#### PROBLEM:
Count every line where "name" occurs. Give the total alone.

#### RECORDS FOR THE TASK:
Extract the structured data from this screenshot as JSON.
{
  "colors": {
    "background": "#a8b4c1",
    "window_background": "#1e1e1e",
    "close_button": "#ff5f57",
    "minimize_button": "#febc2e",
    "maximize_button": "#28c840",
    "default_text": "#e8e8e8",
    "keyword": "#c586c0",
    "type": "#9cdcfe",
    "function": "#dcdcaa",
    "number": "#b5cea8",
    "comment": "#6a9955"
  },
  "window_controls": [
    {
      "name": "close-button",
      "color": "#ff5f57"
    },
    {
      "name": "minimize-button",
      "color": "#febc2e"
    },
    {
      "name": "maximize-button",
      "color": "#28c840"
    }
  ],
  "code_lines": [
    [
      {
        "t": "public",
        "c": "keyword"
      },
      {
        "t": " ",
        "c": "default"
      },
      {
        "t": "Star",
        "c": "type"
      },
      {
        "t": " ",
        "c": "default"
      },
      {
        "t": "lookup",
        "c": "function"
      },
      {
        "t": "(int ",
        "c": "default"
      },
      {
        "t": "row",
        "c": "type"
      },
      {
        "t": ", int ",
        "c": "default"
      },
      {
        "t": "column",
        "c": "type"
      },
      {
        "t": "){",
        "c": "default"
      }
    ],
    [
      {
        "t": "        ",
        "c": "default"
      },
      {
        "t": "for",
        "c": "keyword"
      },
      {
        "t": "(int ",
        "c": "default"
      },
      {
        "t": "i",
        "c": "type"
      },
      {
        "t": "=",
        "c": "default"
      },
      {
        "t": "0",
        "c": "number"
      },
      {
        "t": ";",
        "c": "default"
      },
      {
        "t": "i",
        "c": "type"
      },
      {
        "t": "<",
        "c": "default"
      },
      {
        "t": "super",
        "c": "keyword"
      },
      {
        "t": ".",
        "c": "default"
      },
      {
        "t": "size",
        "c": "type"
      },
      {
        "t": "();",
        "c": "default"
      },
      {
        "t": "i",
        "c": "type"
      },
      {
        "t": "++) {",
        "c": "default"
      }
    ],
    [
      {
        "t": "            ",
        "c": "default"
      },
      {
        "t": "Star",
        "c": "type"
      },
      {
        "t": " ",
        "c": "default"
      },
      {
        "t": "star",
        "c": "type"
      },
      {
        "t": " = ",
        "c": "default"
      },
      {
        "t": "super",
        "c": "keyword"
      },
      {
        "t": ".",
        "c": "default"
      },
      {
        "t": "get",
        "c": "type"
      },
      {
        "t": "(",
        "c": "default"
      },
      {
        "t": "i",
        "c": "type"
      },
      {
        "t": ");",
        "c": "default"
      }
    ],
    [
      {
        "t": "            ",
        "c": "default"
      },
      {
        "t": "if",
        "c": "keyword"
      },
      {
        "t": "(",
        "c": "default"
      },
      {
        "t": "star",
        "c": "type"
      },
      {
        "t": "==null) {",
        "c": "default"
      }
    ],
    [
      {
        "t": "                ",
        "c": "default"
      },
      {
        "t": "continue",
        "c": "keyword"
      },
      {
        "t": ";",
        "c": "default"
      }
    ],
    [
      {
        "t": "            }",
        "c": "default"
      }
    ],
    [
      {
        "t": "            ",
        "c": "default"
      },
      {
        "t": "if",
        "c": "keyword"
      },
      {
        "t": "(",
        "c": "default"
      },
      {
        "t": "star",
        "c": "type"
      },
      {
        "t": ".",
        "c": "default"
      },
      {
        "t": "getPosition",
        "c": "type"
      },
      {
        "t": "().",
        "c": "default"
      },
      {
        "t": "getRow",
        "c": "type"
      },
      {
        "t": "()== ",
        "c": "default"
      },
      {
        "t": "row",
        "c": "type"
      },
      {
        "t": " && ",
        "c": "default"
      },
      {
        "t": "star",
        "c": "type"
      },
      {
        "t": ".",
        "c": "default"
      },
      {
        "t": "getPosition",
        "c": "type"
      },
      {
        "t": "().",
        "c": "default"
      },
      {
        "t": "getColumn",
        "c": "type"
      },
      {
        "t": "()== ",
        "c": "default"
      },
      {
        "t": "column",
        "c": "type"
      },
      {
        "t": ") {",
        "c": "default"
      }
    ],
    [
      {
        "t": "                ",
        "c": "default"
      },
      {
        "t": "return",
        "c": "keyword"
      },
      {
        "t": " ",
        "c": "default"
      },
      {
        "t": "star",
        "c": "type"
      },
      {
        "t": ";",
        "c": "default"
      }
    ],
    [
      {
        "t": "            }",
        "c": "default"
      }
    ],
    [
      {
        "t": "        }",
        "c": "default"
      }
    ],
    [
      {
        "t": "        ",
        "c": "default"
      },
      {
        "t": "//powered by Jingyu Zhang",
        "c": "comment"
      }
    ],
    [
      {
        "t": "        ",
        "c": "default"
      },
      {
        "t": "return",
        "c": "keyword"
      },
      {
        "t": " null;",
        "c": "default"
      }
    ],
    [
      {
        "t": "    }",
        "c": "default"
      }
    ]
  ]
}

#### THE COMPLETED TASK:
3